Exercise requirements:
Give back every line exactly as it appears, pictures excluded.

— START Records —

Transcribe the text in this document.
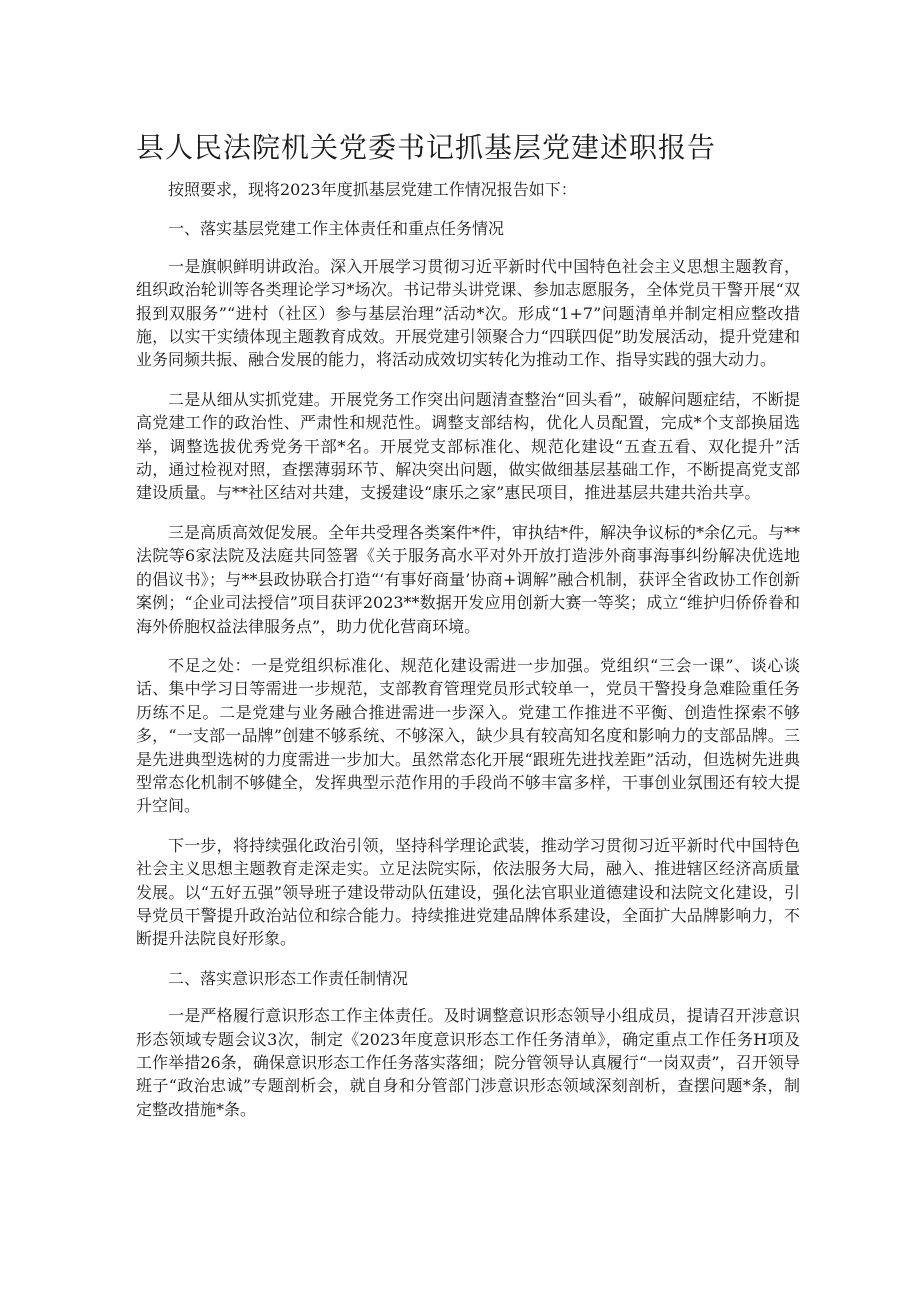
县人民法院机关党委书记抓基层党建述职报告

按照要求，现将2023年度抓基层党建工作情况报告如下：

一、落实基层党建工作主体责任和重点任务情况

一是旗帜鲜明讲政治。深入开展学习贯彻习近平新时代中国特色社会主义思想主题教育，组织政治轮训等各类理论学习*场次。书记带头讲党课、参加志愿服务，全体党员干警开展“双报到双服务”“进村（社区）参与基层治理”活动*次。形成“1+7”问题清单并制定相应整改措施，以实干实绩体现主题教育成效。开展党建引领聚合力“四联四促”助发展活动，提升党建和业务同频共振、融合发展的能力，将活动成效切实转化为推动工作、指导实践的强大动力。

二是从细从实抓党建。开展党务工作突出问题清查整治“回头看”，破解问题症结，不断提高党建工作的政治性、严肃性和规范性。调整支部结构，优化人员配置，完成*个支部换届选举，调整选拔优秀党务干部*名。开展党支部标准化、规范化建设“五查五看、双化提升”活动，通过检视对照，查摆薄弱环节、解决突出问题，做实做细基层基础工作，不断提高党支部建设质量。与**社区结对共建，支援建设“康乐之家”惠民项目，推进基层共建共治共享。

三是高质高效促发展。全年共受理各类案件*件，审执结*件，解决争议标的*余亿元。与**法院等6家法院及法庭共同签署《关于服务高水平对外开放打造涉外商事海事纠纷解决优选地的倡议书》；与**县政协联合打造“‘有事好商量’协商+调解”融合机制，获评全省政协工作创新案例；“企业司法授信”项目获评2023**数据开发应用创新大赛一等奖；成立“维护归侨侨眷和海外侨胞权益法律服务点”，助力优化营商环境。

不足之处：一是党组织标准化、规范化建设需进一步加强。党组织“三会一课”、谈心谈话、集中学习日等需进一步规范，支部教育管理党员形式较单一，党员干警投身急难险重任务历练不足。二是党建与业务融合推进需进一步深入。党建工作推进不平衡、创造性探索不够多，“一支部一品牌”创建不够系统、不够深入，缺少具有较高知名度和影响力的支部品牌。三是先进典型选树的力度需进一步加大。虽然常态化开展“跟班先进找差距”活动，但选树先进典型常态化机制不够健全，发挥典型示范作用的手段尚不够丰富多样，干事创业氛围还有较大提升空间。

下一步，将持续强化政治引领，坚持科学理论武装，推动学习贯彻习近平新时代中国特色社会主义思想主题教育走深走实。立足法院实际，依法服务大局，融入、推进辖区经济高质量发展。以“五好五强”领导班子建设带动队伍建设，强化法官职业道德建设和法院文化建设，引导党员干警提升政治站位和综合能力。持续推进党建品牌体系建设，全面扩大品牌影响力，不断提升法院良好形象。

二、落实意识形态工作责任制情况

一是严格履行意识形态工作主体责任。及时调整意识形态领导小组成员，提请召开涉意识形态领域专题会议3次，制定《2023年度意识形态工作任务清单》，确定重点工作任务H项及工作举措26条，确保意识形态工作任务落实落细；院分管领导认真履行“一岗双责”，召开领导班子“政治忠诚”专题剖析会，就自身和分管部门涉意识形态领域深刻剖析，查摆问题*条，制定整改措施*条。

— END Records —

Result:
Transcribe the text in this document.
县人民法院机关党委书记抓基层党建述职报告

按照要求，现将2023年度抓基层党建工作情况报告如下：

一、落实基层党建工作主体责任和重点任务情况

一是旗帜鲜明讲政治。深入开展学习贯彻习近平新时代中国特色社会主义思想主题教育，组织政治轮训等各类理论学习*场次。书记带头讲党课、参加志愿服务，全体党员干警开展“双报到双服务”“进村（社区）参与基层治理”活动*次。形成“1+7”问题清单并制定相应整改措施，以实干实绩体现主题教育成效。开展党建引领聚合力“四联四促”助发展活动，提升党建和业务同频共振、融合发展的能力，将活动成效切实转化为推动工作、指导实践的强大动力。

二是从细从实抓党建。开展党务工作突出问题清查整治“回头看”，破解问题症结，不断提高党建工作的政治性、严肃性和规范性。调整支部结构，优化人员配置，完成*个支部换届选举，调整选拔优秀党务干部*名。开展党支部标准化、规范化建设“五查五看、双化提升”活动，通过检视对照，查摆薄弱环节、解决突出问题，做实做细基层基础工作，不断提高党支部建设质量。与**社区结对共建，支援建设“康乐之家”惠民项目，推进基层共建共治共享。

三是高质高效促发展。全年共受理各类案件*件，审执结*件，解决争议标的*余亿元。与**法院等6家法院及法庭共同签署《关于服务高水平对外开放打造涉外商事海事纠纷解决优选地的倡议书》；与**县政协联合打造“‘有事好商量’协商+调解”融合机制，获评全省政协工作创新案例；“企业司法授信”项目获评2023**数据开发应用创新大赛一等奖；成立“维护归侨侨眷和海外侨胞权益法律服务点”，助力优化营商环境。

不足之处：一是党组织标准化、规范化建设需进一步加强。党组织“三会一课”、谈心谈话、集中学习日等需进一步规范，支部教育管理党员形式较单一，党员干警投身急难险重任务历练不足。二是党建与业务融合推进需进一步深入。党建工作推进不平衡、创造性探索不够多，“一支部一品牌”创建不够系统、不够深入，缺少具有较高知名度和影响力的支部品牌。三是先进典型选树的力度需进一步加大。虽然常态化开展“跟班先进找差距”活动，但选树先进典型常态化机制不够健全，发挥典型示范作用的手段尚不够丰富多样，干事创业氛围还有较大提升空间。

下一步，将持续强化政治引领，坚持科学理论武装，推动学习贯彻习近平新时代中国特色社会主义思想主题教育走深走实。立足法院实际，依法服务大局，融入、推进辖区经济高质量发展。以“五好五强”领导班子建设带动队伍建设，强化法官职业道德建设和法院文化建设，引导党员干警提升政治站位和综合能力。持续推进党建品牌体系建设，全面扩大品牌影响力，不断提升法院良好形象。

二、落实意识形态工作责任制情况

一是严格履行意识形态工作主体责任。及时调整意识形态领导小组成员，提请召开涉意识形态领域专题会议3次，制定《2023年度意识形态工作任务清单》，确定重点工作任务H项及工作举措26条，确保意识形态工作任务落实落细；院分管领导认真履行“一岗双责”，召开领导班子“政治忠诚”专题剖析会，就自身和分管部门涉意识形态领域深刻剖析，查摆问题*条，制定整改措施*条。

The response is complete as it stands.